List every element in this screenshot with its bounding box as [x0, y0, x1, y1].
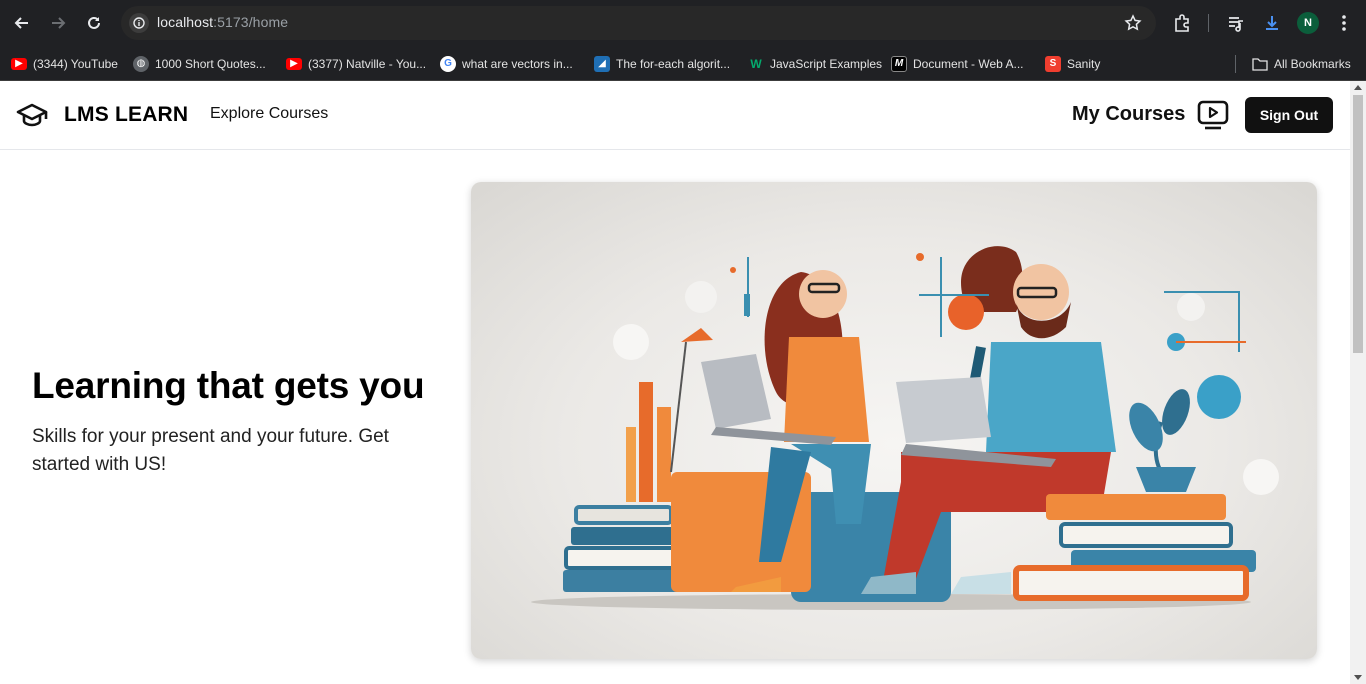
bookmark-label: 1000 Short Quotes...: [155, 56, 266, 71]
bookmark-star-icon[interactable]: [1124, 14, 1142, 37]
bookmarks-bar: ▶ (3344) YouTube ◍ 1000 Short Quotes... …: [0, 46, 1366, 81]
site-info-icon[interactable]: [129, 13, 149, 33]
folder-icon: [1252, 56, 1268, 72]
bookmark-label: (3344) YouTube: [33, 56, 118, 71]
bookmark-label: JavaScript Examples: [770, 56, 883, 71]
bookmark-label: what are vectors in...: [462, 56, 573, 71]
site-header: LMS LEARN Explore Courses My Courses Sig…: [0, 81, 1350, 150]
sign-out-button[interactable]: Sign Out: [1245, 97, 1333, 133]
bookmark-item[interactable]: ◢ The for-each algorit...: [594, 46, 730, 81]
bookmark-item[interactable]: ◍ 1000 Short Quotes...: [133, 46, 266, 81]
menu-kebab-icon[interactable]: [1332, 11, 1356, 35]
site-icon: ◢: [594, 55, 610, 72]
download-icon[interactable]: [1260, 11, 1284, 35]
bookmark-item[interactable]: M Document - Web A...: [891, 46, 1024, 81]
sanity-icon: S: [1045, 55, 1061, 72]
profile-avatar[interactable]: N: [1297, 12, 1319, 34]
hero-title: Learning that gets you: [32, 365, 425, 406]
graduation-cap-icon[interactable]: [16, 101, 48, 129]
reload-icon[interactable]: [82, 11, 106, 35]
address-bar[interactable]: localhost:5173/home: [121, 6, 1156, 40]
bookmark-item[interactable]: S Sanity: [1045, 46, 1100, 81]
bookmark-item[interactable]: ▶ (3377) Natville - You...: [286, 46, 426, 81]
explore-courses-link[interactable]: Explore Courses: [210, 105, 328, 123]
bookmark-item[interactable]: ▶ (3344) YouTube: [11, 46, 118, 81]
back-icon[interactable]: [10, 11, 34, 35]
bookmark-label: The for-each algorit...: [616, 56, 731, 71]
all-bookmarks-label: All Bookmarks: [1274, 56, 1351, 71]
youtube-icon: ▶: [11, 57, 27, 70]
toolbar-separator: [1208, 14, 1209, 32]
youtube-icon: ▶: [286, 57, 302, 70]
google-icon: G: [440, 55, 456, 72]
scroll-thumb[interactable]: [1353, 95, 1363, 353]
bookmarks-separator: [1235, 55, 1236, 73]
scroll-up-icon[interactable]: [1354, 85, 1362, 90]
url-host: localhost: [157, 14, 214, 30]
all-bookmarks-button[interactable]: All Bookmarks: [1252, 46, 1351, 81]
forward-icon[interactable]: [46, 11, 70, 35]
bookmark-label: (3377) Natville - You...: [308, 56, 427, 71]
bookmark-item[interactable]: W JavaScript Examples: [748, 46, 882, 81]
brand-name[interactable]: LMS LEARN: [64, 103, 188, 127]
bookmark-label: Sanity: [1067, 56, 1101, 71]
my-courses-link[interactable]: My Courses: [1072, 103, 1185, 126]
globe-icon: ◍: [133, 55, 149, 72]
extensions-icon[interactable]: [1170, 11, 1194, 35]
url-text[interactable]: localhost:5173/home: [157, 14, 288, 30]
mdn-icon: M: [891, 55, 907, 72]
page-viewport: LMS LEARN Explore Courses My Courses Sig…: [0, 81, 1350, 684]
bookmark-item[interactable]: G what are vectors in...: [440, 46, 573, 81]
url-path: :5173/home: [213, 14, 289, 30]
bookmark-label: Document - Web A...: [913, 56, 1024, 71]
hero-illustration: [471, 182, 1317, 659]
page-scrollbar[interactable]: [1350, 81, 1366, 684]
tv-play-icon[interactable]: [1197, 100, 1229, 130]
w3-icon: W: [750, 56, 762, 71]
scroll-down-icon[interactable]: [1354, 675, 1362, 680]
browser-toolbar: localhost:5173/home N: [0, 0, 1366, 46]
media-playlist-icon[interactable]: [1224, 11, 1248, 35]
hero-subtitle: Skills for your present and your future.…: [32, 426, 389, 475]
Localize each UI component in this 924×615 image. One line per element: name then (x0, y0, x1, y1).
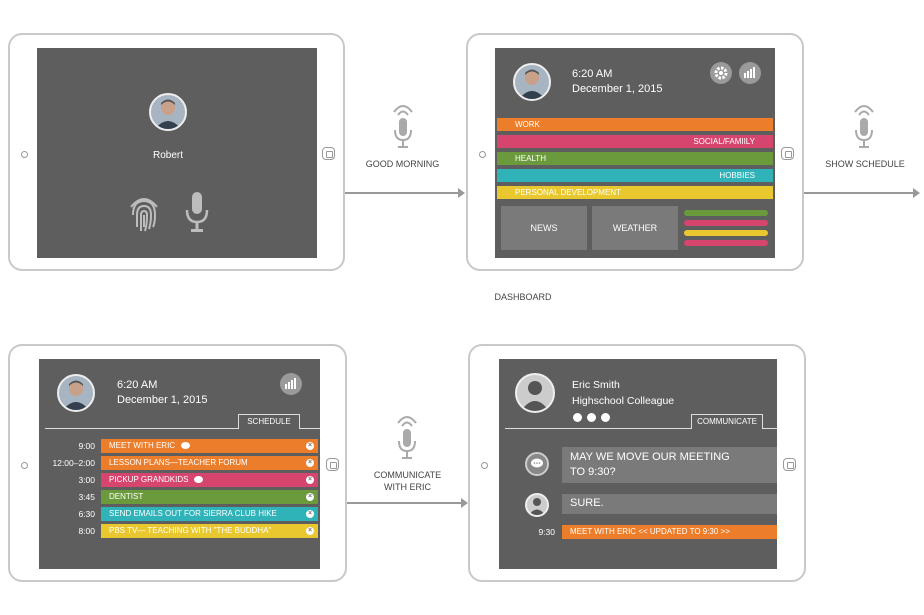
schedule-time: 9:00 (78, 441, 95, 451)
schedule-screen: 6:20 AM December 1, 2015 SCHEDULE 9:00 ME… (39, 359, 320, 569)
chat-icon[interactable] (194, 476, 204, 484)
chat-bubble-icon (525, 452, 549, 476)
tab-communicate[interactable]: COMMUNICATE (691, 414, 763, 429)
update-time: 9:30 (538, 527, 555, 537)
category-bar[interactable]: SOCIAL/FAMIILY (497, 135, 773, 148)
contact-role: Highschool Colleague (572, 395, 675, 407)
tablet-camera (21, 462, 28, 469)
chat-icon[interactable] (181, 442, 191, 450)
schedule-event-label: LESSON PLANS—TEACHER FORUM (109, 458, 248, 467)
dashboard-screen: 6:20 AM December 1, 2015 WORK SOCIAL/FAMI… (495, 48, 775, 258)
tablet-camera (21, 151, 28, 158)
email-icon[interactable] (587, 413, 596, 422)
voice-mic-icon (852, 100, 876, 155)
close-icon[interactable]: × (306, 510, 314, 518)
dashboard-caption: DASHBOARD (494, 292, 552, 302)
close-icon[interactable]: × (306, 527, 314, 535)
contact-name: Eric Smith (572, 379, 620, 391)
updated-event-bar[interactable]: MEET WITH ERIC << UPDATED TO 9:30 >> (562, 525, 777, 539)
schedule-event-label: SEND EMAILS OUT FOR SIERRA CLUB HIKE (109, 509, 277, 518)
voice-command-label: COMMUNICATE WITH ERIC (373, 470, 442, 492)
schedule-time: 3:45 (78, 492, 95, 502)
voice-command-label: SHOW SCHEDULE (825, 159, 905, 169)
tablet-dashboard: 6:20 AM December 1, 2015 WORK SOCIAL/FAMI… (466, 33, 804, 271)
mini-bar (684, 220, 768, 226)
outgoing-message-text: SURE. (570, 497, 604, 509)
avatar[interactable] (57, 374, 95, 412)
current-time: 6:20 AM (117, 379, 158, 391)
communicate-screen: Eric Smith Highschool Colleague COMMUNIC… (499, 359, 777, 569)
schedule-event[interactable]: MEET WITH ERIC × (101, 439, 318, 453)
current-date: December 1, 2015 (117, 394, 208, 406)
current-date: December 1, 2015 (572, 83, 663, 95)
schedule-event[interactable]: LESSON PLANS—TEACHER FORUM × (101, 456, 318, 470)
avatar[interactable] (513, 63, 551, 101)
category-bar[interactable]: HEALTH (497, 152, 773, 165)
tab-schedule[interactable]: SCHEDULE (238, 414, 300, 429)
user-avatar-small (525, 493, 549, 517)
close-icon[interactable]: × (306, 442, 314, 450)
user-name: Robert (152, 150, 183, 161)
category-bar[interactable]: PERSONAL DEVELOPMENT (497, 186, 773, 199)
mini-bar (684, 240, 768, 246)
voice-command-label: GOOD MORNING (365, 159, 440, 169)
schedule-event-label: PBS TV— TEACHING WITH "THE BUDDHA" (109, 526, 272, 535)
chat-icon[interactable] (601, 413, 610, 422)
home-button[interactable] (326, 458, 339, 471)
microphone-icon[interactable] (185, 192, 209, 237)
weather-tile[interactable]: WEATHER (592, 206, 678, 250)
incoming-message-text: MAY WE MOVE OUR MEETING TO 9:30? (570, 451, 730, 478)
home-button[interactable] (783, 458, 796, 471)
home-button[interactable] (781, 147, 794, 160)
tablet-schedule: 6:20 AM December 1, 2015 SCHEDULE 9:00 ME… (8, 344, 347, 582)
phone-icon[interactable] (573, 413, 582, 422)
current-time: 6:20 AM (572, 68, 613, 80)
schedule-time: 8:00 (78, 526, 95, 536)
flow-arrow (347, 498, 468, 508)
avatar-robert[interactable] (149, 93, 187, 131)
incoming-message: MAY WE MOVE OUR MEETING TO 9:30? (562, 447, 777, 483)
schedule-time: 12:00–2:00 (52, 458, 95, 468)
tablet-communicate: Eric Smith Highschool Colleague COMMUNIC… (468, 344, 806, 582)
contact-avatar[interactable] (515, 373, 555, 413)
tablet-login: Robert (8, 33, 345, 271)
close-icon[interactable]: × (306, 459, 314, 467)
schedule-event[interactable]: DENTIST × (101, 490, 318, 504)
schedule-time: 6:30 (78, 509, 95, 519)
schedule-event[interactable]: SEND EMAILS OUT FOR SIERRA CLUB HIKE × (101, 507, 318, 521)
category-bar[interactable]: HOBBIES (497, 169, 773, 182)
login-screen: Robert (37, 48, 317, 258)
news-tile[interactable]: NEWS (501, 206, 587, 250)
flow-arrow (804, 188, 920, 198)
voice-mic-icon (395, 411, 419, 466)
flow-arrow (345, 188, 465, 198)
schedule-time: 3:00 (78, 475, 95, 485)
schedule-event-label: MEET WITH ERIC (109, 441, 176, 450)
schedule-event-label: DENTIST (109, 492, 144, 501)
signal-icon[interactable] (280, 373, 302, 395)
tablet-camera (481, 462, 488, 469)
gear-icon[interactable] (710, 62, 732, 84)
category-bar[interactable]: WORK (497, 118, 773, 131)
schedule-event[interactable]: PBS TV— TEACHING WITH "THE BUDDHA" × (101, 524, 318, 538)
outgoing-message: SURE. (562, 494, 777, 514)
signal-icon[interactable] (739, 62, 761, 84)
home-button[interactable] (322, 147, 335, 160)
tablet-camera (479, 151, 486, 158)
schedule-event[interactable]: PICKUP GRANDKIDS × (101, 473, 318, 487)
close-icon[interactable]: × (306, 493, 314, 501)
schedule-event-label: PICKUP GRANDKIDS (109, 475, 189, 484)
fingerprint-icon[interactable] (127, 193, 161, 238)
close-icon[interactable]: × (306, 476, 314, 484)
mini-bar (684, 230, 768, 236)
mini-bar (684, 210, 768, 216)
voice-mic-icon (391, 100, 415, 155)
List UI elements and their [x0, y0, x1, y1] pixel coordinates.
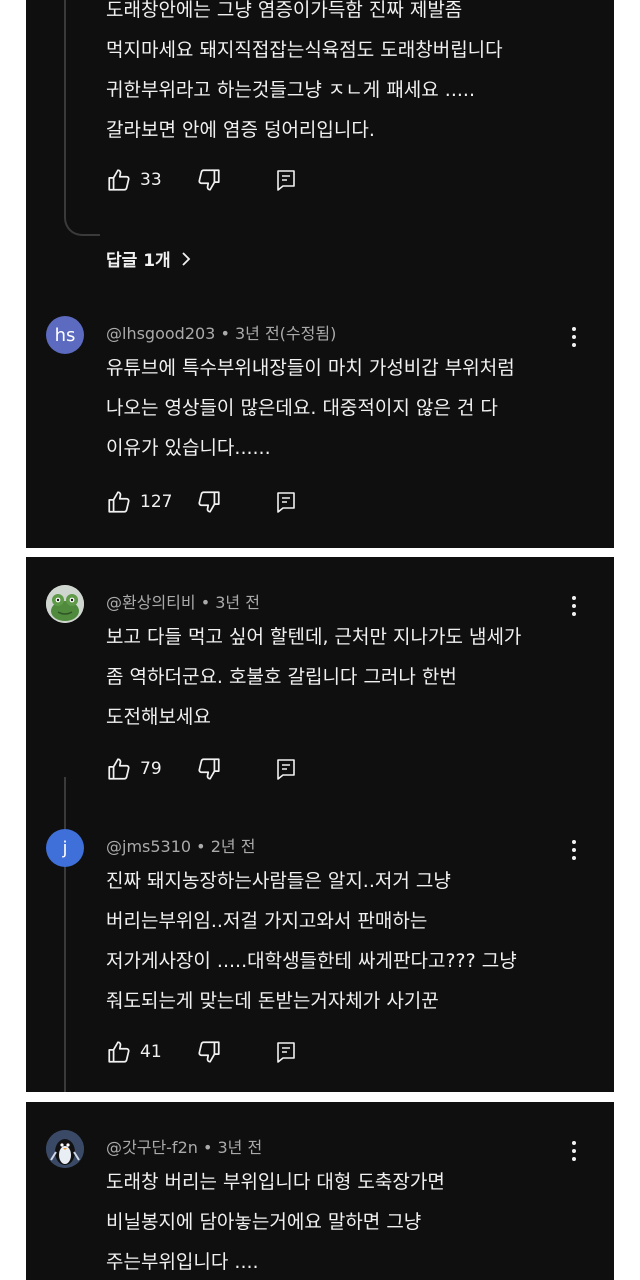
meta-separator: • — [191, 837, 211, 856]
avatar[interactable]: j — [46, 829, 84, 867]
comment-time[interactable]: 3년 전(수정됨) — [235, 324, 336, 343]
more-options-icon[interactable] — [572, 1141, 578, 1161]
like-icon[interactable] — [106, 756, 132, 782]
reply-icon[interactable] — [274, 490, 298, 514]
replies-count-label: 답글 1개 — [106, 251, 171, 271]
like-count: 41 — [140, 1042, 162, 1062]
more-options-icon[interactable] — [572, 596, 578, 616]
comment-meta: @lhsgood203 • 3년 전(수정됨) — [106, 320, 336, 344]
author-name[interactable]: @lhsgood203 — [106, 324, 215, 343]
comment-time[interactable]: 2년 전 — [211, 837, 256, 856]
comment-text: 보고 다들 먹고 싶어 할텐데, 근처만 지나가도 냄세가 좀 역하더군요. 호… — [106, 626, 522, 728]
meta-separator: • — [215, 324, 235, 343]
comment-meta: @jms5310 • 2년 전 — [106, 833, 255, 857]
comment-card-1: 도래창안에는 그냥 염증이가득함 진짜 제발좀 먹지마세요 돼지직접잡는식육점도… — [26, 0, 614, 548]
like-count: 33 — [140, 170, 162, 190]
meta-separator: • — [195, 593, 216, 612]
avatar-initials: j — [62, 837, 68, 859]
more-options-icon[interactable] — [572, 840, 578, 860]
meta-separator: • — [197, 1138, 218, 1157]
comment-text: 유튜브에 특수부위내장들이 마치 가성비갑 부위처럼 나오는 영상들이 많은데요… — [106, 357, 515, 459]
comment-time[interactable]: 3년 전 — [218, 1138, 263, 1157]
thread-line-curve — [64, 212, 100, 236]
comment-actions: 33 — [106, 166, 298, 194]
reply-icon[interactable] — [274, 757, 298, 781]
like-icon[interactable] — [106, 167, 132, 193]
comment-actions: 127 — [106, 488, 298, 516]
like-count: 127 — [140, 492, 173, 512]
chevron-right-icon — [182, 251, 190, 266]
comment-item: @환상의티비 • 3년 전 보고 다들 먹고 싶어 할텐데, 근처만 지나가도 … — [26, 581, 614, 801]
more-options-icon[interactable] — [572, 327, 578, 347]
comment-actions: 79 — [106, 755, 298, 783]
avatar-initials: hs — [54, 324, 76, 346]
author-name[interactable]: @환상의티비 — [106, 593, 196, 612]
dislike-icon[interactable] — [196, 489, 222, 515]
penguin-avatar-icon[interactable] — [46, 1130, 84, 1168]
dislike-icon[interactable] — [196, 1039, 222, 1065]
comment-item: @갓구단-f2n • 3년 전 도래창 버리는 부위입니다 대형 도축장가면 비… — [26, 1126, 614, 1280]
comment-item: hs @lhsgood203 • 3년 전(수정됨) 유튜브에 특수부위내장들이… — [26, 312, 614, 542]
like-icon[interactable] — [106, 1039, 132, 1065]
reply-comment: 도래창안에는 그냥 염증이가득함 진짜 제발좀 먹지마세요 돼지직접잡는식육점도… — [26, 0, 614, 210]
like-icon[interactable] — [106, 489, 132, 515]
comment-text: 도래창안에는 그냥 염증이가득함 진짜 제발좀 먹지마세요 돼지직접잡는식육점도… — [106, 0, 503, 141]
comment-card-2: @환상의티비 • 3년 전 보고 다들 먹고 싶어 할텐데, 근처만 지나가도 … — [26, 557, 614, 1092]
avatar[interactable]: hs — [46, 316, 84, 354]
author-name[interactable]: @jms5310 — [106, 837, 191, 856]
frog-avatar-icon[interactable] — [46, 585, 84, 623]
author-name[interactable]: @갓구단-f2n — [106, 1138, 198, 1157]
reply-icon[interactable] — [274, 168, 298, 192]
comment-card-3: @갓구단-f2n • 3년 전 도래창 버리는 부위입니다 대형 도축장가면 비… — [26, 1102, 614, 1280]
comment-text: 진짜 돼지농장하는사람들은 알지..저거 그냥 버리는부위임..저걸 가지고와서… — [106, 870, 517, 1012]
like-count: 79 — [140, 759, 162, 779]
comment-time[interactable]: 3년 전 — [215, 593, 260, 612]
comment-meta: @환상의티비 • 3년 전 — [106, 589, 260, 613]
comment-text: 도래창 버리는 부위입니다 대형 도축장가면 비닐봉지에 담아놓는거에요 말하면… — [106, 1171, 445, 1273]
dislike-icon[interactable] — [196, 167, 222, 193]
reply-icon[interactable] — [274, 1040, 298, 1064]
view-replies-button[interactable]: 답글 1개 — [106, 246, 191, 271]
comment-actions: 41 — [106, 1038, 298, 1066]
comment-meta: @갓구단-f2n • 3년 전 — [106, 1134, 262, 1158]
comment-item: j @jms5310 • 2년 전 진짜 돼지농장하는사람들은 알지..저거 그… — [26, 825, 614, 1085]
dislike-icon[interactable] — [196, 756, 222, 782]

:::

Your instructions: Can you quote the records from the line with "meta-separator: • — [191, 837, 211, 856]" up to and including the line with "more-options-icon[interactable] — [572, 596, 578, 616]"?

Problem solution:
meta-separator: • — [191, 837, 211, 856]
avatar[interactable]: j — [46, 829, 84, 867]
comment-time[interactable]: 3년 전(수정됨) — [235, 324, 336, 343]
more-options-icon[interactable] — [572, 1141, 578, 1161]
like-icon[interactable] — [106, 756, 132, 782]
reply-icon[interactable] — [274, 490, 298, 514]
replies-count-label: 답글 1개 — [106, 251, 171, 271]
like-count: 41 — [140, 1042, 162, 1062]
more-options-icon[interactable] — [572, 596, 578, 616]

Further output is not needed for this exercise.